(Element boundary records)

** Begin **

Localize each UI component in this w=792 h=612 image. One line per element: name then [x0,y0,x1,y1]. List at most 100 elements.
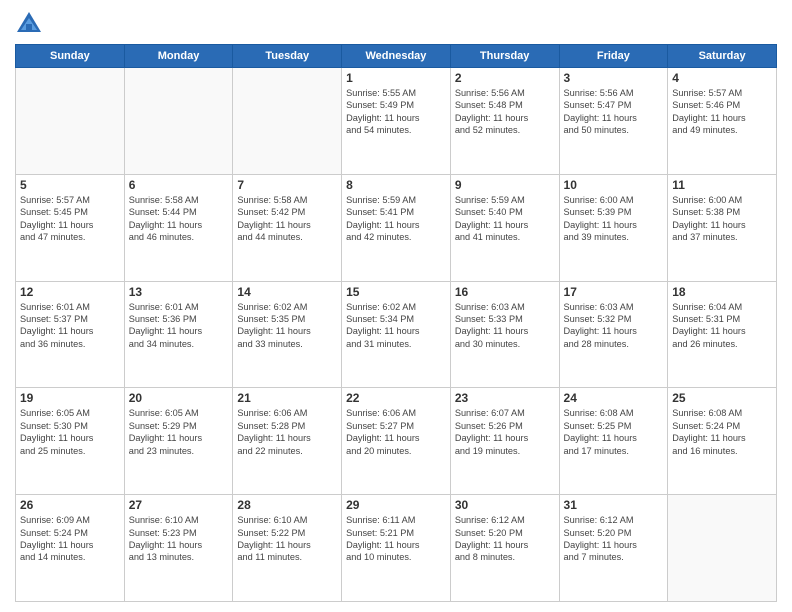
day-number: 22 [346,391,446,405]
day-number: 11 [672,178,772,192]
day-info: Sunrise: 6:04 AM Sunset: 5:31 PM Dayligh… [672,301,772,351]
calendar-cell: 16 Sunrise: 6:03 AM Sunset: 5:33 PM Dayli… [450,281,559,388]
weekday-header-wednesday: Wednesday [342,45,451,68]
day-number: 17 [564,285,664,299]
logo-icon [15,10,43,38]
calendar-cell: 18 Sunrise: 6:04 AM Sunset: 5:31 PM Dayli… [668,281,777,388]
logo [15,10,47,38]
weekday-header-thursday: Thursday [450,45,559,68]
day-number: 13 [129,285,229,299]
calendar-cell: 11 Sunrise: 6:00 AM Sunset: 5:38 PM Dayli… [668,174,777,281]
day-number: 9 [455,178,555,192]
day-number: 5 [20,178,120,192]
day-info: Sunrise: 6:06 AM Sunset: 5:27 PM Dayligh… [346,407,446,457]
day-number: 20 [129,391,229,405]
day-number: 12 [20,285,120,299]
day-number: 28 [237,498,337,512]
day-info: Sunrise: 6:02 AM Sunset: 5:35 PM Dayligh… [237,301,337,351]
page: SundayMondayTuesdayWednesdayThursdayFrid… [0,0,792,612]
calendar-cell: 13 Sunrise: 6:01 AM Sunset: 5:36 PM Dayli… [124,281,233,388]
day-info: Sunrise: 6:01 AM Sunset: 5:37 PM Dayligh… [20,301,120,351]
calendar-cell: 19Sunrise: 6:05 AM Sunset: 5:30 PM Dayli… [16,388,125,495]
day-info: Sunrise: 6:07 AM Sunset: 5:26 PM Dayligh… [455,407,555,457]
calendar-cell: 31 Sunrise: 6:12 AM Sunset: 5:20 PM Dayli… [559,495,668,602]
day-info: Sunrise: 6:02 AM Sunset: 5:34 PM Dayligh… [346,301,446,351]
day-info: Sunrise: 5:56 AM Sunset: 5:48 PM Dayligh… [455,87,555,137]
day-info: Sunrise: 5:58 AM Sunset: 5:42 PM Dayligh… [237,194,337,244]
day-info: Sunrise: 6:06 AM Sunset: 5:28 PM Dayligh… [237,407,337,457]
day-info: Sunrise: 6:09 AM Sunset: 5:24 PM Dayligh… [20,514,120,564]
calendar-cell: 9Sunrise: 5:59 AM Sunset: 5:40 PM Daylig… [450,174,559,281]
day-number: 26 [20,498,120,512]
week-row-1: 5 Sunrise: 5:57 AM Sunset: 5:45 PM Daylig… [16,174,777,281]
calendar-cell: 10Sunrise: 6:00 AM Sunset: 5:39 PM Dayli… [559,174,668,281]
weekday-header-sunday: Sunday [16,45,125,68]
calendar-cell: 14 Sunrise: 6:02 AM Sunset: 5:35 PM Dayli… [233,281,342,388]
day-number: 14 [237,285,337,299]
day-info: Sunrise: 6:10 AM Sunset: 5:23 PM Dayligh… [129,514,229,564]
calendar-cell: 21Sunrise: 6:06 AM Sunset: 5:28 PM Dayli… [233,388,342,495]
calendar-cell: 1Sunrise: 5:55 AM Sunset: 5:49 PM Daylig… [342,68,451,175]
calendar-cell: 26 Sunrise: 6:09 AM Sunset: 5:24 PM Dayli… [16,495,125,602]
day-number: 31 [564,498,664,512]
day-info: Sunrise: 5:59 AM Sunset: 5:41 PM Dayligh… [346,194,446,244]
day-number: 4 [672,71,772,85]
day-number: 30 [455,498,555,512]
day-info: Sunrise: 6:11 AM Sunset: 5:21 PM Dayligh… [346,514,446,564]
day-info: Sunrise: 5:55 AM Sunset: 5:49 PM Dayligh… [346,87,446,137]
calendar-cell [233,68,342,175]
day-number: 24 [564,391,664,405]
day-info: Sunrise: 6:12 AM Sunset: 5:20 PM Dayligh… [564,514,664,564]
calendar-cell: 22 Sunrise: 6:06 AM Sunset: 5:27 PM Dayli… [342,388,451,495]
calendar-cell: 3 Sunrise: 5:56 AM Sunset: 5:47 PM Daylig… [559,68,668,175]
calendar-cell: 4 Sunrise: 5:57 AM Sunset: 5:46 PM Daylig… [668,68,777,175]
weekday-header-monday: Monday [124,45,233,68]
day-number: 8 [346,178,446,192]
calendar-cell [124,68,233,175]
day-number: 7 [237,178,337,192]
day-info: Sunrise: 6:10 AM Sunset: 5:22 PM Dayligh… [237,514,337,564]
day-info: Sunrise: 6:08 AM Sunset: 5:25 PM Dayligh… [564,407,664,457]
day-info: Sunrise: 6:03 AM Sunset: 5:32 PM Dayligh… [564,301,664,351]
calendar-cell: 2 Sunrise: 5:56 AM Sunset: 5:48 PM Daylig… [450,68,559,175]
day-number: 16 [455,285,555,299]
day-info: Sunrise: 6:08 AM Sunset: 5:24 PM Dayligh… [672,407,772,457]
calendar-cell [668,495,777,602]
day-info: Sunrise: 5:57 AM Sunset: 5:45 PM Dayligh… [20,194,120,244]
calendar-cell: 17 Sunrise: 6:03 AM Sunset: 5:32 PM Dayli… [559,281,668,388]
calendar-cell: 25 Sunrise: 6:08 AM Sunset: 5:24 PM Dayli… [668,388,777,495]
calendar-cell [16,68,125,175]
day-info: Sunrise: 5:57 AM Sunset: 5:46 PM Dayligh… [672,87,772,137]
header [15,10,777,38]
calendar-cell: 29Sunrise: 6:11 AM Sunset: 5:21 PM Dayli… [342,495,451,602]
day-info: Sunrise: 5:58 AM Sunset: 5:44 PM Dayligh… [129,194,229,244]
weekday-header-friday: Friday [559,45,668,68]
day-info: Sunrise: 6:03 AM Sunset: 5:33 PM Dayligh… [455,301,555,351]
day-info: Sunrise: 6:05 AM Sunset: 5:30 PM Dayligh… [20,407,120,457]
day-number: 23 [455,391,555,405]
calendar-cell: 15Sunrise: 6:02 AM Sunset: 5:34 PM Dayli… [342,281,451,388]
calendar-cell: 28 Sunrise: 6:10 AM Sunset: 5:22 PM Dayli… [233,495,342,602]
day-number: 3 [564,71,664,85]
calendar-cell: 5 Sunrise: 5:57 AM Sunset: 5:45 PM Daylig… [16,174,125,281]
calendar-table: SundayMondayTuesdayWednesdayThursdayFrid… [15,44,777,602]
day-info: Sunrise: 6:05 AM Sunset: 5:29 PM Dayligh… [129,407,229,457]
week-row-2: 12 Sunrise: 6:01 AM Sunset: 5:37 PM Dayli… [16,281,777,388]
calendar-cell: 20 Sunrise: 6:05 AM Sunset: 5:29 PM Dayli… [124,388,233,495]
day-number: 25 [672,391,772,405]
day-info: Sunrise: 5:56 AM Sunset: 5:47 PM Dayligh… [564,87,664,137]
day-info: Sunrise: 6:00 AM Sunset: 5:39 PM Dayligh… [564,194,664,244]
day-number: 18 [672,285,772,299]
day-info: Sunrise: 6:00 AM Sunset: 5:38 PM Dayligh… [672,194,772,244]
calendar-cell: 23 Sunrise: 6:07 AM Sunset: 5:26 PM Dayli… [450,388,559,495]
calendar-cell: 6Sunrise: 5:58 AM Sunset: 5:44 PM Daylig… [124,174,233,281]
day-info: Sunrise: 6:01 AM Sunset: 5:36 PM Dayligh… [129,301,229,351]
week-row-4: 26 Sunrise: 6:09 AM Sunset: 5:24 PM Dayli… [16,495,777,602]
day-number: 2 [455,71,555,85]
weekday-header-row: SundayMondayTuesdayWednesdayThursdayFrid… [16,45,777,68]
day-info: Sunrise: 6:12 AM Sunset: 5:20 PM Dayligh… [455,514,555,564]
weekday-header-tuesday: Tuesday [233,45,342,68]
day-number: 27 [129,498,229,512]
calendar-cell: 30 Sunrise: 6:12 AM Sunset: 5:20 PM Dayli… [450,495,559,602]
weekday-header-saturday: Saturday [668,45,777,68]
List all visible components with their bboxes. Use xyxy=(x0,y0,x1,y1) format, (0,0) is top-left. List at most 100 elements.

** End **

* [WRITTEN REQUEST]
Reproduce the lines above, from the line containing "day-number: 22 [346,391,446,405]" through the line containing "day-number: 13 [129,285,229,299]", with both ends included.

* [SOLUTION FOR THIS TASK]
day-number: 22 [346,391,446,405]
day-number: 11 [672,178,772,192]
day-info: Sunrise: 6:04 AM Sunset: 5:31 PM Dayligh… [672,301,772,351]
calendar-cell: 16 Sunrise: 6:03 AM Sunset: 5:33 PM Dayli… [450,281,559,388]
weekday-header-wednesday: Wednesday [342,45,451,68]
day-number: 17 [564,285,664,299]
logo-icon [15,10,43,38]
calendar-cell: 18 Sunrise: 6:04 AM Sunset: 5:31 PM Dayli… [668,281,777,388]
logo [15,10,47,38]
weekday-header-thursday: Thursday [450,45,559,68]
day-number: 13 [129,285,229,299]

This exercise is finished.